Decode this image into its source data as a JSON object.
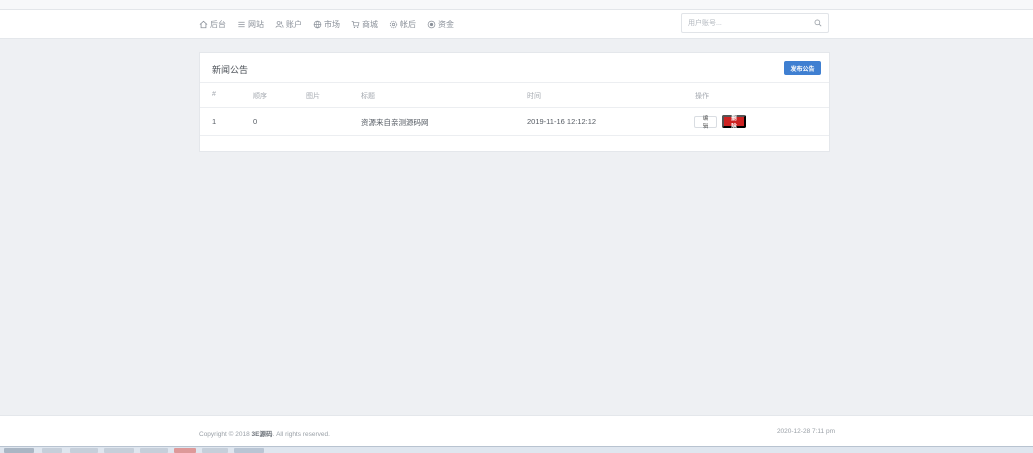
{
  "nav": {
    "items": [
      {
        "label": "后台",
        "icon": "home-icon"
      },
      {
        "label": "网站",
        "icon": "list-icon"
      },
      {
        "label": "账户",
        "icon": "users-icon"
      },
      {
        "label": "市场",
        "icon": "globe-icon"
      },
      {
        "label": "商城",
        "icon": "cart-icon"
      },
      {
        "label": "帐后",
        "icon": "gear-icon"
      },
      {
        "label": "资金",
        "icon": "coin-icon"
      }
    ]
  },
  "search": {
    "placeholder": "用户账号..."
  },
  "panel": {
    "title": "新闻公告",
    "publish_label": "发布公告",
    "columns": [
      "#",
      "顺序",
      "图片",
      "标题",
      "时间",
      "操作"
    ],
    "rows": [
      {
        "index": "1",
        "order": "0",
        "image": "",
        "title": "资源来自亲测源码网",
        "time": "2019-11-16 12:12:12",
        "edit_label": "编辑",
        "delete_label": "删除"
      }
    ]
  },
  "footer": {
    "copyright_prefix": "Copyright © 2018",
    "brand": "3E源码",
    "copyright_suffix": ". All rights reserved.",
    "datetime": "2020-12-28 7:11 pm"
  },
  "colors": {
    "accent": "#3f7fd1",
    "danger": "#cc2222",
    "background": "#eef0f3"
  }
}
==========
▶ YOUR OBJECTIVE
Across the material above, count every line holding "icon" and write down only the number.

▶ WRITTEN ANSWER
7